──────── Data for the task

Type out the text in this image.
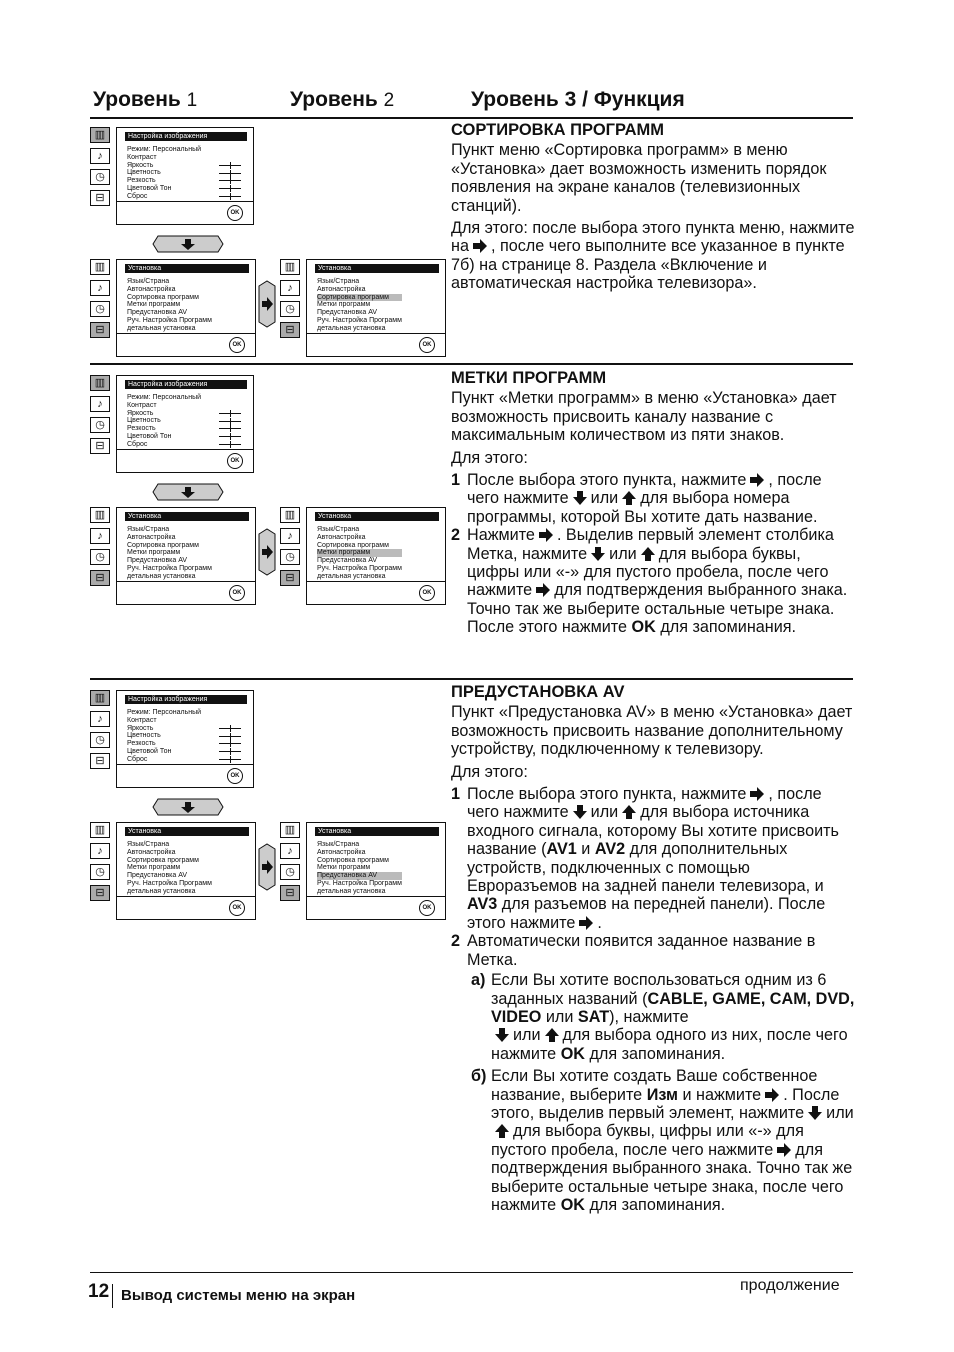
Уровень 1	Уровень 2	Уровень 3 / Функция
▥
♪
◷
⊟
Настройка изображения
Режим: Персональный
Контраст
Яркость
Цветность
Резкость
Цветовой Тон
Сброс
OK
▥
♪
◷
⊟
Установка
Язык/Страна
Автонастройка
Сортировка программ
Метки программ
Предустановка AV
Руч. Настройка Программ
детальная установка
OK
▥
♪
◷
⊟
Установка
Язык/Страна
Автонастройка
Сортировка программ
Метки программ
Предустановка AV
Руч. Настройка Программ
детальная установка
OK
▥
♪
◷
⊟
Настройка изображения
Режим: Персональный
Контраст
Яркость
Цветность
Резкость
Цветовой Тон
Сброс
OK
▥
♪
◷
⊟
Установка
Язык/Страна
Автонастройка
Сортировка программ
Метки программ
Предустановка AV
Руч. Настройка Программ
детальная установка
OK
▥
♪
◷
⊟
Установка
Язык/Страна
Автонастройка
Сортировка программ
Метки программ
Предустановка AV
Руч. Настройка Программ
детальная установка
OK
▥
♪
◷
⊟
Настройка изображения
Режим: Персональный
Контраст
Яркость
Цветность
Резкость
Цветовой Тон
Сброс
OK
▥
♪
◷
⊟
Установка
Язык/Страна
Автонастройка
Сортировка программ
Метки программ
Предустановка AV
Руч. Настройка Программ
детальная установка
OK
▥
♪
◷
⊟
Установка
Язык/Страна
Автонастройка
Сортировка программ
Метки программ
Предустановка AV
Руч. Настройка Программ
детальная установка
OK
СОРТИРОВКА ПРОГРАММ

Пункт меню «Сортировка программ» в меню «Установка» дает возможность изменить порядок появления на экране каналов (телевизионных станций).

Для этого: после выбора этого пункта меню, нажмите на , после чего выполните все указанное в пункте 7б) на странице 8. Раздела «Включение и автоматическая настройка телевизора».

МЕТКИ ПРОГРАММ

Пункт «Метки программ» в меню «Установка» дает возможность присвоить каналу название с максимальным количеством из пяти знаков.

Для этого:

1 После выбора этого пункта, нажмите , после чего нажмите или для выбора номера программы, которой Вы хотите дать название.
2 Нажмите . Выделив первый элемент столбика Метка, нажмите или для выбора буквы, цифры или «-» для пустого пробела, после чего нажмите для подтверждения выбранного знака. Точно так же выберите остальные четыре знака. После этого нажмите OK для запоминания.
ПРЕДУСТАНОВКА AV

Пункт «Предустановка AV» в меню «Установка» дает возможность присвоить название дополнительному устройству, подключенному к телевизору.

Для этого:

1 После выбора этого пункта, нажмите , после чего нажмите или для выбора источника входного сигнала, которому Вы хотите присвоить название (AV1 и AV2 для дополнительных устройств, подключенных с помощью Евроразъемов на задней панели телевизора, и AV3 для разъемов на передней панели). После этого нажмите .
2 Автоматически появится заданное название в Метка.
а) Если Вы хотите воспользоваться одним из 6 заданных названий (CABLE, GAME, CAM, DVD, VIDEO или SAT), нажмите
или для выбора одного из них, после чего нажмите OK для запоминания.
б) Если Вы хотите создать Ваше собственное название, выберите Изм и нажмите . После этого, выделив первый элемент, нажмите илидля выбора буквы, цифры или «-» для пустого пробела, после чего нажмите для подтверждения выбранного знака. Точно так же выберите остальные четыре знака, после чего нажмите OK для запоминания.
12 Вывод системы меню на экран
продолжение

────────────────

> **What you will do**: All the material shown above is to be copied exactly, with no pictures carried over.

> **Task answer**:
Type out the text in this image.
Уровень 1	Уровень 2	Уровень 3 / Функция
▥
♪
◷
⊟
Настройка изображения
Режим: Персональный
Контраст
Яркость
Цветность
Резкость
Цветовой Тон
Сброс
OK
▥
♪
◷
⊟
Установка
Язык/Страна
Автонастройка
Сортировка программ
Метки программ
Предустановка AV
Руч. Настройка Программ
детальная установка
OK
▥
♪
◷
⊟
Установка
Язык/Страна
Автонастройка
Сортировка программ
Метки программ
Предустановка AV
Руч. Настройка Программ
детальная установка
OK
▥
♪
◷
⊟
Настройка изображения
Режим: Персональный
Контраст
Яркость
Цветность
Резкость
Цветовой Тон
Сброс
OK
▥
♪
◷
⊟
Установка
Язык/Страна
Автонастройка
Сортировка программ
Метки программ
Предустановка AV
Руч. Настройка Программ
детальная установка
OK
▥
♪
◷
⊟
Установка
Язык/Страна
Автонастройка
Сортировка программ
Метки программ
Предустановка AV
Руч. Настройка Программ
детальная установка
OK
▥
♪
◷
⊟
Настройка изображения
Режим: Персональный
Контраст
Яркость
Цветность
Резкость
Цветовой Тон
Сброс
OK
▥
♪
◷
⊟
Установка
Язык/Страна
Автонастройка
Сортировка программ
Метки программ
Предустановка AV
Руч. Настройка Программ
детальная установка
OK
▥
♪
◷
⊟
Установка
Язык/Страна
Автонастройка
Сортировка программ
Метки программ
Предустановка AV
Руч. Настройка Программ
детальная установка
OK
СОРТИРОВКА ПРОГРАММ

Пункт меню «Сортировка программ» в меню «Установка» дает возможность изменить порядок появления на экране каналов (телевизионных станций).

Для этого: после выбора этого пункта меню, нажмите на , после чего выполните все указанное в пункте 7б) на странице 8. Раздела «Включение и автоматическая настройка телевизора».

МЕТКИ ПРОГРАММ

Пункт «Метки программ» в меню «Установка» дает возможность присвоить каналу название с максимальным количеством из пяти знаков.

Для этого:

1 После выбора этого пункта, нажмите , после чего нажмите или для выбора номера программы, которой Вы хотите дать название.
2 Нажмите . Выделив первый элемент столбика Метка, нажмите или для выбора буквы, цифры или «-» для пустого пробела, после чего нажмите для подтверждения выбранного знака. Точно так же выберите остальные четыре знака. После этого нажмите OK для запоминания.
ПРЕДУСТАНОВКА AV

Пункт «Предустановка AV» в меню «Установка» дает возможность присвоить название дополнительному устройству, подключенному к телевизору.

Для этого:

1 После выбора этого пункта, нажмите , после чего нажмите или для выбора источника входного сигнала, которому Вы хотите присвоить название (AV1 и AV2 для дополнительных устройств, подключенных с помощью Евроразъемов на задней панели телевизора, и AV3 для разъемов на передней панели). После этого нажмите .
2 Автоматически появится заданное название в Метка.
а) Если Вы хотите воспользоваться одним из 6 заданных названий (CABLE, GAME, CAM, DVD, VIDEO или SAT), нажмите
или для выбора одного из них, после чего нажмите OK для запоминания.
б) Если Вы хотите создать Ваше собственное название, выберите Изм и нажмите . После этого, выделив первый элемент, нажмите илидля выбора буквы, цифры или «-» для пустого пробела, после чего нажмите для подтверждения выбранного знака. Точно так же выберите остальные четыре знака, после чего нажмите OK для запоминания.
12 Вывод системы меню на экран
продолжение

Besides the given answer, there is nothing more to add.